MATERIAL SUPPLIED:
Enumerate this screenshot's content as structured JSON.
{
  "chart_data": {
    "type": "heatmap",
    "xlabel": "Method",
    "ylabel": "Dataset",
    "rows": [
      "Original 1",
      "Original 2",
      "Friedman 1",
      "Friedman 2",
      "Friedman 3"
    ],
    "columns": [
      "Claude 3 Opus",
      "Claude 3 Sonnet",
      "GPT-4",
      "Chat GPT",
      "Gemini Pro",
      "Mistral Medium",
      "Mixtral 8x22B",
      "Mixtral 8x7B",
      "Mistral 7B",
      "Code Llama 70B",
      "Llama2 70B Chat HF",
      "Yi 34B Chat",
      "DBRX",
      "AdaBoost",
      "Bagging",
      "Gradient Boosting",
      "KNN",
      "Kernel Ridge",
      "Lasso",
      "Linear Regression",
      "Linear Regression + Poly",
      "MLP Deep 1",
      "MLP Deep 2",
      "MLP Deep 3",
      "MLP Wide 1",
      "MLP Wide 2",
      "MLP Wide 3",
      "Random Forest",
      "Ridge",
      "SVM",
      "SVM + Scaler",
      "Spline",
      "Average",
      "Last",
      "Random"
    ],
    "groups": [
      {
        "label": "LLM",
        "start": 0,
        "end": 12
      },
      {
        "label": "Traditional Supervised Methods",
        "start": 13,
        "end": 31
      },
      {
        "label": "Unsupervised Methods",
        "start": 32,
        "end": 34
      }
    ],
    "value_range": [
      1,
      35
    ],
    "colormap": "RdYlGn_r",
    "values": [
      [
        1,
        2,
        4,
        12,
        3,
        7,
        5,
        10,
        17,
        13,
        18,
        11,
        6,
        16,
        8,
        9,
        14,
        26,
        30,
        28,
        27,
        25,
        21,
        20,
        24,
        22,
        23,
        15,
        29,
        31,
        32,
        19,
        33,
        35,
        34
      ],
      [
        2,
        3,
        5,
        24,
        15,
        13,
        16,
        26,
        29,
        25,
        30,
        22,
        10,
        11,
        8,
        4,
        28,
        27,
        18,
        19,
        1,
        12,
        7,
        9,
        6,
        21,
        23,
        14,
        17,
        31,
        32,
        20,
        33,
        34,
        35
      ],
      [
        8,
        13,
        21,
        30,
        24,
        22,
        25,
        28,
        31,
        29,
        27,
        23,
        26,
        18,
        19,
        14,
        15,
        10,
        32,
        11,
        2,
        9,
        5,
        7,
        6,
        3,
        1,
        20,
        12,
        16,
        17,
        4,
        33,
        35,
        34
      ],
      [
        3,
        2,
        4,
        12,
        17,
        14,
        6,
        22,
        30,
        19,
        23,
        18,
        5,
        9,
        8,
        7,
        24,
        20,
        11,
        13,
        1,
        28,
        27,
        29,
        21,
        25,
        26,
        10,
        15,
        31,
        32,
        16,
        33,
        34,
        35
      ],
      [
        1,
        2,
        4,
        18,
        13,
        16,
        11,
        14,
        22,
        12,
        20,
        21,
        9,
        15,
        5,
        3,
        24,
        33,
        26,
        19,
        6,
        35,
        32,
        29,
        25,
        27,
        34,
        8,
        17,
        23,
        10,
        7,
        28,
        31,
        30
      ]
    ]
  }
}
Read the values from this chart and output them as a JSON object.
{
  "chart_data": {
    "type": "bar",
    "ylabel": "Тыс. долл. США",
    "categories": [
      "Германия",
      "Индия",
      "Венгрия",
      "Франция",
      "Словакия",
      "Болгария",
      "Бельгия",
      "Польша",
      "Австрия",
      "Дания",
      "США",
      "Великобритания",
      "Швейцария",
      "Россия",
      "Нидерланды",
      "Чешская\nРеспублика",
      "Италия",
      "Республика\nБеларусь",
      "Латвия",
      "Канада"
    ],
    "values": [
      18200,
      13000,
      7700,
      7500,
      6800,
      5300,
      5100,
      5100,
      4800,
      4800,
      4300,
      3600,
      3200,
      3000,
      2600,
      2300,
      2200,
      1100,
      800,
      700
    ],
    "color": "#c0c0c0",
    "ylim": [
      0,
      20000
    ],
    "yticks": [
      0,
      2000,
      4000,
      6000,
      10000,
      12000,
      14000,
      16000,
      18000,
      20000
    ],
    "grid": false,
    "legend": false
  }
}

WRITTEN EXERCISE:
Show every line above in which the word "Chat" occurs.

SOLUTION TO THIS TASK:
      "Chat GPT",
      "Llama2 70B Chat HF",
      "Yi 34B Chat",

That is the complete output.